▶ YOUR GOAL:
Send back the records in full, character for character.

+---+

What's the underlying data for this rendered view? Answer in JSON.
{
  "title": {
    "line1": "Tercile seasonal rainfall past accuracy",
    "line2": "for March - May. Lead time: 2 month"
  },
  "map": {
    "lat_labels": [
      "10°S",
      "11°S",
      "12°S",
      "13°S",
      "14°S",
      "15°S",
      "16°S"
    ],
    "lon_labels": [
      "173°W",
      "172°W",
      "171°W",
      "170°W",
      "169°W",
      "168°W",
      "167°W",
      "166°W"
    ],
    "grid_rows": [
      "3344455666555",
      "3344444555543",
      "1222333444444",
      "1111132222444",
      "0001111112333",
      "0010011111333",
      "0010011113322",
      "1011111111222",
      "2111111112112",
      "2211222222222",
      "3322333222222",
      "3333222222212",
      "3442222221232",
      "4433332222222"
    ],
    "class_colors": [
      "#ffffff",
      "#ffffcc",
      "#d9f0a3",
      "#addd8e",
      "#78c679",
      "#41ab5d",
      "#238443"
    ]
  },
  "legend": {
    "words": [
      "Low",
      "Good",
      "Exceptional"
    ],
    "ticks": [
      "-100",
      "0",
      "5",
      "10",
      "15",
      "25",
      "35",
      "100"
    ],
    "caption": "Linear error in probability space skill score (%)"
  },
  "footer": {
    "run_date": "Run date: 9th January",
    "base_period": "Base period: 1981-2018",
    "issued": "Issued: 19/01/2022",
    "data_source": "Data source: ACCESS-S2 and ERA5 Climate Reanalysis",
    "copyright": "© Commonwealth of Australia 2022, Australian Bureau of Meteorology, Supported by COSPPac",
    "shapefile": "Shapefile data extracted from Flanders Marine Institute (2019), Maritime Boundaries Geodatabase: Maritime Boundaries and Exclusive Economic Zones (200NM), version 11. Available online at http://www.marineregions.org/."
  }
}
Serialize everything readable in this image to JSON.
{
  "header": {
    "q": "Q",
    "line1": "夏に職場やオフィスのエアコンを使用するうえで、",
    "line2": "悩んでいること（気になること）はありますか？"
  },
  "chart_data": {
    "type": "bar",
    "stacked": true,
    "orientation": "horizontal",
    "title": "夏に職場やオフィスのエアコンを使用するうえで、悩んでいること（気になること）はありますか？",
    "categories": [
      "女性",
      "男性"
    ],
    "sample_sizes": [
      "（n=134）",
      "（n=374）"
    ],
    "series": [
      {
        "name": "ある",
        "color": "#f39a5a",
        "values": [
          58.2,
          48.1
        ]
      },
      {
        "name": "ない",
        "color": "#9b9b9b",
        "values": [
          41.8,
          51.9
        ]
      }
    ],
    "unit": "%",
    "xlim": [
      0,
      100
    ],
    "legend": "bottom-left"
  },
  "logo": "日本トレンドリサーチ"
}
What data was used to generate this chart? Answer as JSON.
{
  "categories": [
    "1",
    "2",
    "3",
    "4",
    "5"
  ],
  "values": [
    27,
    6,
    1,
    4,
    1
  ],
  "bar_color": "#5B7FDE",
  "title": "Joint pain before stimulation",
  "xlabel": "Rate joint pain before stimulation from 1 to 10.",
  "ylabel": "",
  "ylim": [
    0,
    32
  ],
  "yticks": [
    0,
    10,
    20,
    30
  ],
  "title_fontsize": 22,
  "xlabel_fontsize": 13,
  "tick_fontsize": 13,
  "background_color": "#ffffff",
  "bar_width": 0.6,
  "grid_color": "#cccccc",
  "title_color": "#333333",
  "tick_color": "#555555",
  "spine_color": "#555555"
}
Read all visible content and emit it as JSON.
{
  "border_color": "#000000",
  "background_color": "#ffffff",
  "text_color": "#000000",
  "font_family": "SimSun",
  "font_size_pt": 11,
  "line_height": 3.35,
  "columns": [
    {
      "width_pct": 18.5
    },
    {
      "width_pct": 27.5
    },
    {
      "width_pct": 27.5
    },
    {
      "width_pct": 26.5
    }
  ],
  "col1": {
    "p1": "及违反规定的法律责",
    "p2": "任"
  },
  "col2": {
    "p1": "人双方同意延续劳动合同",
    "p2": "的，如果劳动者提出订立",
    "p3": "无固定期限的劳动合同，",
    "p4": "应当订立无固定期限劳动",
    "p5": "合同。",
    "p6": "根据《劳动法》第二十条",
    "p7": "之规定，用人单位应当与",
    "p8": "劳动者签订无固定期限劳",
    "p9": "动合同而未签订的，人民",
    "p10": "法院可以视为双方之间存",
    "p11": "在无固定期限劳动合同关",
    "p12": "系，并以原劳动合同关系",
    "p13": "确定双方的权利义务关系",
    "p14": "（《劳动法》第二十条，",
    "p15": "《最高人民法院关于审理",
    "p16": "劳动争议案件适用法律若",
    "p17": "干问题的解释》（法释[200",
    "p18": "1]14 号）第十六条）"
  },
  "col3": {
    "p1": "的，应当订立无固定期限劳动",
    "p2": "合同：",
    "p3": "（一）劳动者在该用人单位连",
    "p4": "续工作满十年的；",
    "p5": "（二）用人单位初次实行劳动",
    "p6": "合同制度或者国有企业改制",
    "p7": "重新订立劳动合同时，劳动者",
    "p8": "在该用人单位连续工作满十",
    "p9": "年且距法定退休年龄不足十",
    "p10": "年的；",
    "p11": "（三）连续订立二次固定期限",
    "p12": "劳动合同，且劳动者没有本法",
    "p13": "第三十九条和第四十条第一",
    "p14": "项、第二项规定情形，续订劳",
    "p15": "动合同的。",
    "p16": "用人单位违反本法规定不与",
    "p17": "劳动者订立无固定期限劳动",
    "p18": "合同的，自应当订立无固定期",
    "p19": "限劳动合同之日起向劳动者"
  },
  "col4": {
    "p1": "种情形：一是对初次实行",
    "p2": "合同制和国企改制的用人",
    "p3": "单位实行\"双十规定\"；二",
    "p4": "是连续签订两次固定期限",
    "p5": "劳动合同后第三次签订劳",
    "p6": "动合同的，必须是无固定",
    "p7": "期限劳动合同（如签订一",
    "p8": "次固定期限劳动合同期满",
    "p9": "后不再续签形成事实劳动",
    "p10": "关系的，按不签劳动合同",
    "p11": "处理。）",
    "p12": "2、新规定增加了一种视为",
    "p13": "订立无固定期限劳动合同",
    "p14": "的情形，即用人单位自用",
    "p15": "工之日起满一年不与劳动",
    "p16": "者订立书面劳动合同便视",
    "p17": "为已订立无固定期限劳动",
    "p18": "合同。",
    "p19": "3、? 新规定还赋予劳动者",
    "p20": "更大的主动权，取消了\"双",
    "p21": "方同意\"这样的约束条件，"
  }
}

+---+

▶ TASK ANSWER:
What's the underlying data for this rendered view? Answer in JSON.
{
  "title": {
    "line1": "Tercile seasonal rainfall past accuracy",
    "line2": "for March - May. Lead time: 2 month"
  },
  "map": {
    "lat_labels": [
      "10°S",
      "11°S",
      "12°S",
      "13°S",
      "14°S",
      "15°S",
      "16°S"
    ],
    "lon_labels": [
      "173°W",
      "172°W",
      "171°W",
      "170°W",
      "169°W",
      "168°W",
      "167°W",
      "166°W"
    ],
    "grid_rows": [
      "3344455666555",
      "3344444555543",
      "1222333444444",
      "1111132222444",
      "0001111112333",
      "0010011111333",
      "0010011113322",
      "1011111111222",
      "2111111112112",
      "2211222222222",
      "3322333222222",
      "3333222222212",
      "3442222221232",
      "4433332222222"
    ],
    "class_colors": [
      "#ffffff",
      "#ffffcc",
      "#d9f0a3",
      "#addd8e",
      "#78c679",
      "#41ab5d",
      "#238443"
    ]
  },
  "legend": {
    "words": [
      "Low",
      "Good",
      "Exceptional"
    ],
    "ticks": [
      "-100",
      "0",
      "5",
      "10",
      "15",
      "25",
      "35",
      "100"
    ],
    "caption": "Linear error in probability space skill score (%)"
  },
  "footer": {
    "run_date": "Run date: 9th January",
    "base_period": "Base period: 1981-2018",
    "issued": "Issued: 19/01/2022",
    "data_source": "Data source: ACCESS-S2 and ERA5 Climate Reanalysis",
    "copyright": "© Commonwealth of Australia 2022, Australian Bureau of Meteorology, Supported by COSPPac",
    "shapefile": "Shapefile data extracted from Flanders Marine Institute (2019), Maritime Boundaries Geodatabase: Maritime Boundaries and Exclusive Economic Zones (200NM), version 11. Available online at http://www.marineregions.org/."
  }
}
Serialize everything readable in this image to JSON.
{
  "header": {
    "q": "Q",
    "line1": "夏に職場やオフィスのエアコンを使用するうえで、",
    "line2": "悩んでいること（気になること）はありますか？"
  },
  "chart_data": {
    "type": "bar",
    "stacked": true,
    "orientation": "horizontal",
    "title": "夏に職場やオフィスのエアコンを使用するうえで、悩んでいること（気になること）はありますか？",
    "categories": [
      "女性",
      "男性"
    ],
    "sample_sizes": [
      "（n=134）",
      "（n=374）"
    ],
    "series": [
      {
        "name": "ある",
        "color": "#f39a5a",
        "values": [
          58.2,
          48.1
        ]
      },
      {
        "name": "ない",
        "color": "#9b9b9b",
        "values": [
          41.8,
          51.9
        ]
      }
    ],
    "unit": "%",
    "xlim": [
      0,
      100
    ],
    "legend": "bottom-left"
  },
  "logo": "日本トレンドリサーチ"
}
What data was used to generate this chart? Answer as JSON.
{
  "categories": [
    "1",
    "2",
    "3",
    "4",
    "5"
  ],
  "values": [
    27,
    6,
    1,
    4,
    1
  ],
  "bar_color": "#5B7FDE",
  "title": "Joint pain before stimulation",
  "xlabel": "Rate joint pain before stimulation from 1 to 10.",
  "ylabel": "",
  "ylim": [
    0,
    32
  ],
  "yticks": [
    0,
    10,
    20,
    30
  ],
  "title_fontsize": 22,
  "xlabel_fontsize": 13,
  "tick_fontsize": 13,
  "background_color": "#ffffff",
  "bar_width": 0.6,
  "grid_color": "#cccccc",
  "title_color": "#333333",
  "tick_color": "#555555",
  "spine_color": "#555555"
}
Read all visible content and emit it as JSON.
{
  "border_color": "#000000",
  "background_color": "#ffffff",
  "text_color": "#000000",
  "font_family": "SimSun",
  "font_size_pt": 11,
  "line_height": 3.35,
  "columns": [
    {
      "width_pct": 18.5
    },
    {
      "width_pct": 27.5
    },
    {
      "width_pct": 27.5
    },
    {
      "width_pct": 26.5
    }
  ],
  "col1": {
    "p1": "及违反规定的法律责",
    "p2": "任"
  },
  "col2": {
    "p1": "人双方同意延续劳动合同",
    "p2": "的，如果劳动者提出订立",
    "p3": "无固定期限的劳动合同，",
    "p4": "应当订立无固定期限劳动",
    "p5": "合同。",
    "p6": "根据《劳动法》第二十条",
    "p7": "之规定，用人单位应当与",
    "p8": "劳动者签订无固定期限劳",
    "p9": "动合同而未签订的，人民",
    "p10": "法院可以视为双方之间存",
    "p11": "在无固定期限劳动合同关",
    "p12": "系，并以原劳动合同关系",
    "p13": "确定双方的权利义务关系",
    "p14": "（《劳动法》第二十条，",
    "p15": "《最高人民法院关于审理",
    "p16": "劳动争议案件适用法律若",
    "p17": "干问题的解释》（法释[200",
    "p18": "1]14 号）第十六条）"
  },
  "col3": {
    "p1": "的，应当订立无固定期限劳动",
    "p2": "合同：",
    "p3": "（一）劳动者在该用人单位连",
    "p4": "续工作满十年的；",
    "p5": "（二）用人单位初次实行劳动",
    "p6": "合同制度或者国有企业改制",
    "p7": "重新订立劳动合同时，劳动者",
    "p8": "在该用人单位连续工作满十",
    "p9": "年且距法定退休年龄不足十",
    "p10": "年的；",
    "p11": "（三）连续订立二次固定期限",
    "p12": "劳动合同，且劳动者没有本法",
    "p13": "第三十九条和第四十条第一",
    "p14": "项、第二项规定情形，续订劳",
    "p15": "动合同的。",
    "p16": "用人单位违反本法规定不与",
    "p17": "劳动者订立无固定期限劳动",
    "p18": "合同的，自应当订立无固定期",
    "p19": "限劳动合同之日起向劳动者"
  },
  "col4": {
    "p1": "种情形：一是对初次实行",
    "p2": "合同制和国企改制的用人",
    "p3": "单位实行\"双十规定\"；二",
    "p4": "是连续签订两次固定期限",
    "p5": "劳动合同后第三次签订劳",
    "p6": "动合同的，必须是无固定",
    "p7": "期限劳动合同（如签订一",
    "p8": "次固定期限劳动合同期满",
    "p9": "后不再续签形成事实劳动",
    "p10": "关系的，按不签劳动合同",
    "p11": "处理。）",
    "p12": "2、新规定增加了一种视为",
    "p13": "订立无固定期限劳动合同",
    "p14": "的情形，即用人单位自用",
    "p15": "工之日起满一年不与劳动",
    "p16": "者订立书面劳动合同便视",
    "p17": "为已订立无固定期限劳动",
    "p18": "合同。",
    "p19": "3、? 新规定还赋予劳动者",
    "p20": "更大的主动权，取消了\"双",
    "p21": "方同意\"这样的约束条件，"
  }
}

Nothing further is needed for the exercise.